**WORK TO DO**:
Reproduce the data in its entirety, exactly as supplied.

─── THE RECORDS ───

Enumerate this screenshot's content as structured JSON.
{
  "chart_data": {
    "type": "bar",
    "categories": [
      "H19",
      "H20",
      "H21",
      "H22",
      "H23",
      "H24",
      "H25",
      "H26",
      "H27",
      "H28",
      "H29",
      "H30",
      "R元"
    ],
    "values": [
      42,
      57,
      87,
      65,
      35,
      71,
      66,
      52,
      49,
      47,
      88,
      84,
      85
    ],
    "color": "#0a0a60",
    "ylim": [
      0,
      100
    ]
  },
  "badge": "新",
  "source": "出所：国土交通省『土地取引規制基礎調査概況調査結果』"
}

───

**OUTPUT OF THE TASK**:
Enumerate this screenshot's content as structured JSON.
{
  "chart_data": {
    "type": "bar",
    "categories": [
      "H19",
      "H20",
      "H21",
      "H22",
      "H23",
      "H24",
      "H25",
      "H26",
      "H27",
      "H28",
      "H29",
      "H30",
      "R元"
    ],
    "values": [
      42,
      57,
      87,
      65,
      35,
      71,
      66,
      52,
      49,
      47,
      88,
      84,
      85
    ],
    "color": "#0a0a60",
    "ylim": [
      0,
      100
    ]
  },
  "badge": "新",
  "source": "出所：国土交通省『土地取引規制基礎調査概況調査結果』"
}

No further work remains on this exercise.